● **EXERCISE MATERIALS**:
-------------------------

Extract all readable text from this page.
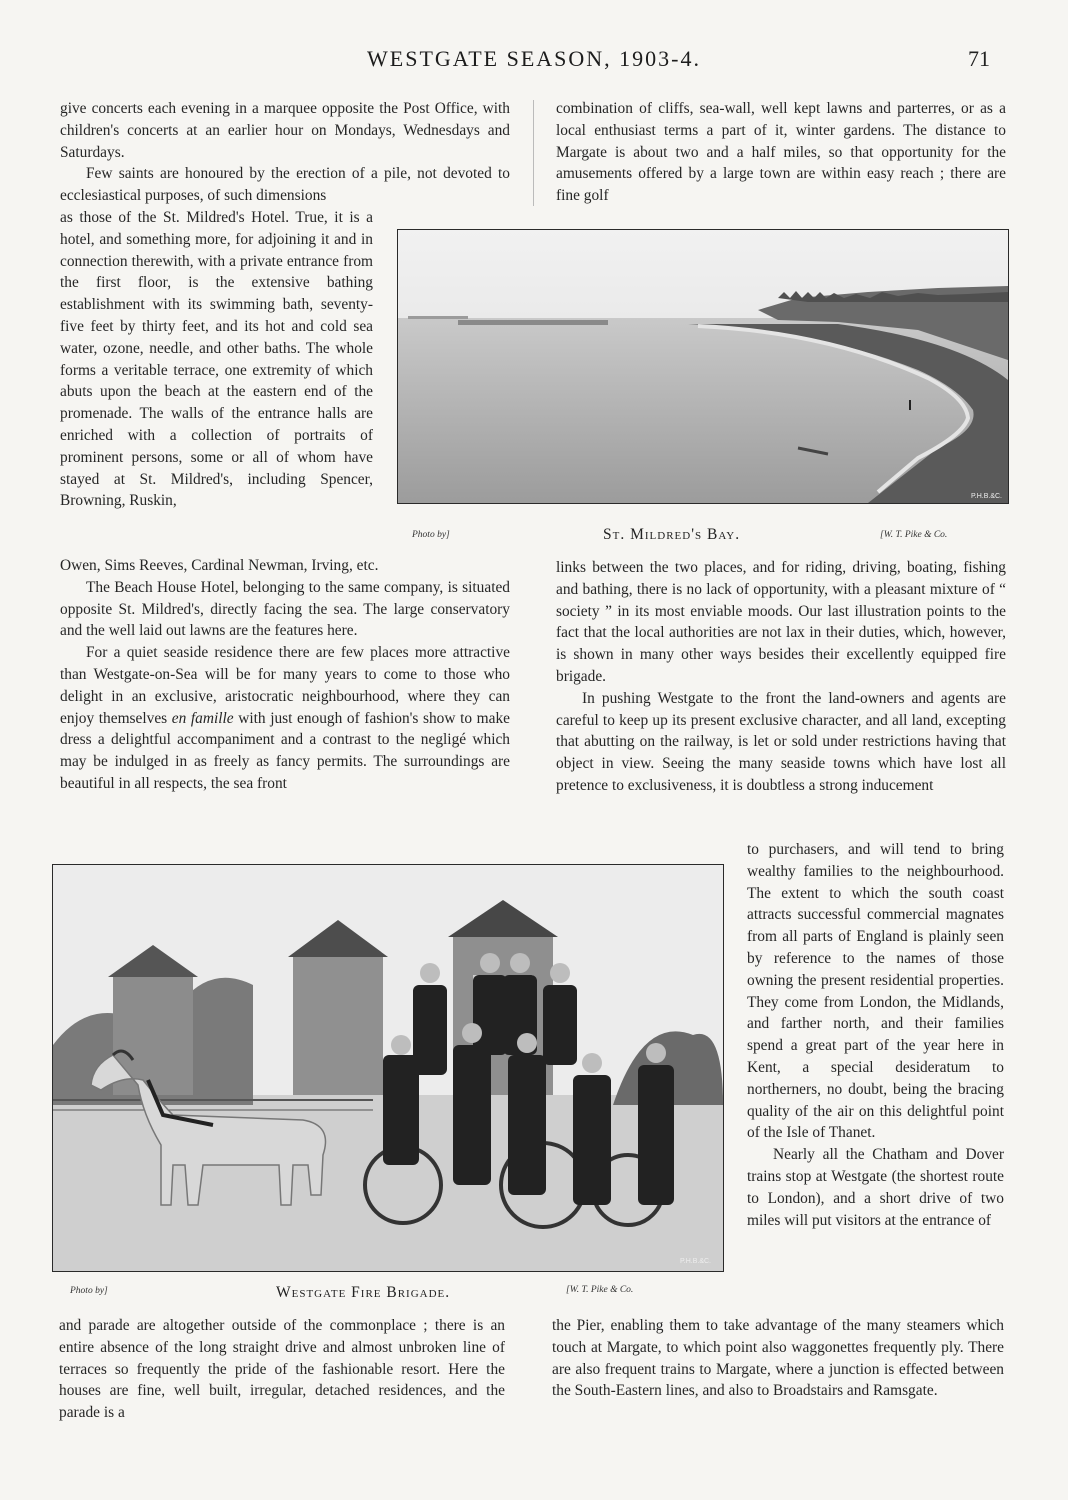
WESTGATE SEASON, 1903-4.	71

give concerts each evening in a marquee opposite the Post Office, with children's concerts at an earlier hour on Mondays, Wednesdays and Saturdays.

Few saints are honoured by the erection of a pile, not devoted to ecclesiastical purposes, of such dimensions

as those of the St. Mildred's Hotel. True, it is a hotel, and something more, for adjoining it and in connection therewith, with a private entrance from the first floor, is the extensive bathing establishment with its swimming bath, seventy-five feet by thirty feet, and its hot and cold sea water, ozone, needle, and other baths. The whole forms a veritable terrace, one extremity of which abuts upon the beach at the eastern end of the promenade. The walls of the entrance halls are enriched with a collection of portraits of prominent persons, some or all of whom have stayed at St. Mildred's, including Spencer, Browning, Ruskin,

Owen, Sims Reeves, Cardinal Newman, Irving, etc.

The Beach House Hotel, belonging to the same company, is situated opposite St. Mildred's, directly facing the sea. The large conservatory and the well laid out lawns are the features here.

For a quiet seaside residence there are few places more attractive than Westgate-on-Sea will be for many years to come to those who delight in an exclusive, aristocratic neighbourhood, where they can enjoy themselves en famille with just enough of fashion's show to make dress a delightful accompaniment and a contrast to the negligé which may be indulged in as freely as fancy permits. The surroundings are beautiful in all respects, the sea front

combination of cliffs, sea-wall, well kept lawns and parterres, or as a local enthusiast terms a part of it, winter gardens. The distance to Margate is about two and a half miles, so that opportunity for the amusements offered by a large town are within easy reach ; there are fine golf

P.H.B.&C.
Photo by]	St. Mildred's Bay.	[W. T. Pike & Co.

links between the two places, and for riding, driving, boating, fishing and bathing, there is no lack of opportunity, with a pleasant mixture of “ society ” in its most enviable moods. Our last illustration points to the fact that the local authorities are not lax in their duties, which, however, is shown in many other ways besides their excellently equipped fire brigade.

In pushing Westgate to the front the land-owners and agents are careful to keep up its present exclusive character, and all land, excepting that abutting on the railway, is let or sold under restrictions having that object in view. Seeing the many seaside towns which have lost all pretence to exclusiveness, it is doubtless a strong inducement

to purchasers, and will tend to bring wealthy families to the neighbourhood. The extent to which the south coast attracts successful commercial magnates from all parts of England is plainly seen by reference to the names of those owning the present residential properties. They come from London, the Midlands, and farther north, and their families spend a great part of the year here in Kent, a special desideratum to northerners, no doubt, being the bracing quality of the air on this delightful point of the Isle of Thanet.

Nearly all the Chatham and Dover trains stop at Westgate (the shortest route to London), and a short drive of two miles will put visitors at the entrance of

the Pier, enabling them to take advantage of the many steamers which touch at Margate, to which point also waggonettes frequently ply. There are also frequent trains to Margate, where a junction is effected between the South-Eastern lines, and also to Broadstairs and Ramsgate.

P.H.B.&C.
Photo by]	Westgate Fire Brigade.	[W. T. Pike & Co.

and parade are altogether outside of the commonplace ; there is an entire absence of the long straight drive and almost unbroken line of terraces so frequently the pride of the fashionable resort. Here the houses are fine, well built, irregular, detached residences, and the parade is a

-------------------------

● **PROBLEM TO WORK ON**: Print every entry above again without changing a word, and omit the pictures.

● **TASK ANSWER**:
Extract all readable text from this page.
WESTGATE SEASON, 1903-4.	71

give concerts each evening in a marquee opposite the Post Office, with children's concerts at an earlier hour on Mondays, Wednesdays and Saturdays.

Few saints are honoured by the erection of a pile, not devoted to ecclesiastical purposes, of such dimensions

as those of the St. Mildred's Hotel. True, it is a hotel, and something more, for adjoining it and in connection therewith, with a private entrance from the first floor, is the extensive bathing establishment with its swimming bath, seventy-five feet by thirty feet, and its hot and cold sea water, ozone, needle, and other baths. The whole forms a veritable terrace, one extremity of which abuts upon the beach at the eastern end of the promenade. The walls of the entrance halls are enriched with a collection of portraits of prominent persons, some or all of whom have stayed at St. Mildred's, including Spencer, Browning, Ruskin,

Owen, Sims Reeves, Cardinal Newman, Irving, etc.

The Beach House Hotel, belonging to the same company, is situated opposite St. Mildred's, directly facing the sea. The large conservatory and the well laid out lawns are the features here.

For a quiet seaside residence there are few places more attractive than Westgate-on-Sea will be for many years to come to those who delight in an exclusive, aristocratic neighbourhood, where they can enjoy themselves en famille with just enough of fashion's show to make dress a delightful accompaniment and a contrast to the negligé which may be indulged in as freely as fancy permits. The surroundings are beautiful in all respects, the sea front

combination of cliffs, sea-wall, well kept lawns and parterres, or as a local enthusiast terms a part of it, winter gardens. The distance to Margate is about two and a half miles, so that opportunity for the amusements offered by a large town are within easy reach ; there are fine golf

P.H.B.&C.
Photo by]	St. Mildred's Bay.	[W. T. Pike & Co.

links between the two places, and for riding, driving, boating, fishing and bathing, there is no lack of opportunity, with a pleasant mixture of “ society ” in its most enviable moods. Our last illustration points to the fact that the local authorities are not lax in their duties, which, however, is shown in many other ways besides their excellently equipped fire brigade.

In pushing Westgate to the front the land-owners and agents are careful to keep up its present exclusive character, and all land, excepting that abutting on the railway, is let or sold under restrictions having that object in view. Seeing the many seaside towns which have lost all pretence to exclusiveness, it is doubtless a strong inducement

to purchasers, and will tend to bring wealthy families to the neighbourhood. The extent to which the south coast attracts successful commercial magnates from all parts of England is plainly seen by reference to the names of those owning the present residential properties. They come from London, the Midlands, and farther north, and their families spend a great part of the year here in Kent, a special desideratum to northerners, no doubt, being the bracing quality of the air on this delightful point of the Isle of Thanet.

Nearly all the Chatham and Dover trains stop at Westgate (the shortest route to London), and a short drive of two miles will put visitors at the entrance of

the Pier, enabling them to take advantage of the many steamers which touch at Margate, to which point also waggonettes frequently ply. There are also frequent trains to Margate, where a junction is effected between the South-Eastern lines, and also to Broadstairs and Ramsgate.

P.H.B.&C.
Photo by]	Westgate Fire Brigade.	[W. T. Pike & Co.

and parade are altogether outside of the commonplace ; there is an entire absence of the long straight drive and almost unbroken line of terraces so frequently the pride of the fashionable resort. Here the houses are fine, well built, irregular, detached residences, and the parade is a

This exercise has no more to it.